SHORT EXERCISE: Transcribe the records in full, keeping every character as it is.

— START OF MATERIALS PROVIDED —

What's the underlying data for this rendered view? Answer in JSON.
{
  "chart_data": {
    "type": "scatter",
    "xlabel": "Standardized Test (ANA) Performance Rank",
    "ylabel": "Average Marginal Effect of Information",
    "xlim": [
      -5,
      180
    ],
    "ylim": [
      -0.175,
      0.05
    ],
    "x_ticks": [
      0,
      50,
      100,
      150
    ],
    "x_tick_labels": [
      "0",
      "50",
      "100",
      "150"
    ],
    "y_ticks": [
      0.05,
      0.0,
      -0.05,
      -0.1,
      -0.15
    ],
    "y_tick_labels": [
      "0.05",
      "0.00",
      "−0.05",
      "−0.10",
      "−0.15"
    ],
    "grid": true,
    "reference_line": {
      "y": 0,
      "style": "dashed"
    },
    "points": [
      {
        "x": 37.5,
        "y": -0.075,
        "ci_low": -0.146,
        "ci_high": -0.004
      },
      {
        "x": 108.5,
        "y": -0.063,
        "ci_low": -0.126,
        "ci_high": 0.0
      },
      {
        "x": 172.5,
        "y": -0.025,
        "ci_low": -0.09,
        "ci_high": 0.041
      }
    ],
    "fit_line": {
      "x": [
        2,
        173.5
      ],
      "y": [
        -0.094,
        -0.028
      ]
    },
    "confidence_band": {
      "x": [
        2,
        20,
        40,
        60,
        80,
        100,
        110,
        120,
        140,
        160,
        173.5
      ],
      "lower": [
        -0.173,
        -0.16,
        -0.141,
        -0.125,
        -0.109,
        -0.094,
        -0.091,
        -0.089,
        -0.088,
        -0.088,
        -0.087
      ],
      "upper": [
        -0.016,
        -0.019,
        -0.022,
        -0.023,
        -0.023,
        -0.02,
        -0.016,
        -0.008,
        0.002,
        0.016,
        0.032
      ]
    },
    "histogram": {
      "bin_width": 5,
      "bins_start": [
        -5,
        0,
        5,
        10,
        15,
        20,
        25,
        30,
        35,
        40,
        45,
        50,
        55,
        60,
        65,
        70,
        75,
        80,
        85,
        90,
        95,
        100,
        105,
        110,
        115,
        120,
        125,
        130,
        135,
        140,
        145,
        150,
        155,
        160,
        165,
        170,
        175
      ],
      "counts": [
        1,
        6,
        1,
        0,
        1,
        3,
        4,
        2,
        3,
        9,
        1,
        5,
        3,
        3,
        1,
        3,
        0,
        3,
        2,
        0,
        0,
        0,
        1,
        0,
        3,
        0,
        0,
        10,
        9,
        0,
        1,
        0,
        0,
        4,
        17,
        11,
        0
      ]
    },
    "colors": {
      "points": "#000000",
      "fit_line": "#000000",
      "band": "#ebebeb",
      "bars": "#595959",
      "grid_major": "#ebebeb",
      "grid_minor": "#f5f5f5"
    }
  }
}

— END OF MATERIALS PROVIDED —

EXPECTED ANSWER:
What's the underlying data for this rendered view? Answer in JSON.
{
  "chart_data": {
    "type": "scatter",
    "xlabel": "Standardized Test (ANA) Performance Rank",
    "ylabel": "Average Marginal Effect of Information",
    "xlim": [
      -5,
      180
    ],
    "ylim": [
      -0.175,
      0.05
    ],
    "x_ticks": [
      0,
      50,
      100,
      150
    ],
    "x_tick_labels": [
      "0",
      "50",
      "100",
      "150"
    ],
    "y_ticks": [
      0.05,
      0.0,
      -0.05,
      -0.1,
      -0.15
    ],
    "y_tick_labels": [
      "0.05",
      "0.00",
      "−0.05",
      "−0.10",
      "−0.15"
    ],
    "grid": true,
    "reference_line": {
      "y": 0,
      "style": "dashed"
    },
    "points": [
      {
        "x": 37.5,
        "y": -0.075,
        "ci_low": -0.146,
        "ci_high": -0.004
      },
      {
        "x": 108.5,
        "y": -0.063,
        "ci_low": -0.126,
        "ci_high": 0.0
      },
      {
        "x": 172.5,
        "y": -0.025,
        "ci_low": -0.09,
        "ci_high": 0.041
      }
    ],
    "fit_line": {
      "x": [
        2,
        173.5
      ],
      "y": [
        -0.094,
        -0.028
      ]
    },
    "confidence_band": {
      "x": [
        2,
        20,
        40,
        60,
        80,
        100,
        110,
        120,
        140,
        160,
        173.5
      ],
      "lower": [
        -0.173,
        -0.16,
        -0.141,
        -0.125,
        -0.109,
        -0.094,
        -0.091,
        -0.089,
        -0.088,
        -0.088,
        -0.087
      ],
      "upper": [
        -0.016,
        -0.019,
        -0.022,
        -0.023,
        -0.023,
        -0.02,
        -0.016,
        -0.008,
        0.002,
        0.016,
        0.032
      ]
    },
    "histogram": {
      "bin_width": 5,
      "bins_start": [
        -5,
        0,
        5,
        10,
        15,
        20,
        25,
        30,
        35,
        40,
        45,
        50,
        55,
        60,
        65,
        70,
        75,
        80,
        85,
        90,
        95,
        100,
        105,
        110,
        115,
        120,
        125,
        130,
        135,
        140,
        145,
        150,
        155,
        160,
        165,
        170,
        175
      ],
      "counts": [
        1,
        6,
        1,
        0,
        1,
        3,
        4,
        2,
        3,
        9,
        1,
        5,
        3,
        3,
        1,
        3,
        0,
        3,
        2,
        0,
        0,
        0,
        1,
        0,
        3,
        0,
        0,
        10,
        9,
        0,
        1,
        0,
        0,
        4,
        17,
        11,
        0
      ]
    },
    "colors": {
      "points": "#000000",
      "fit_line": "#000000",
      "band": "#ebebeb",
      "bars": "#595959",
      "grid_major": "#ebebeb",
      "grid_minor": "#f5f5f5"
    }
  }
}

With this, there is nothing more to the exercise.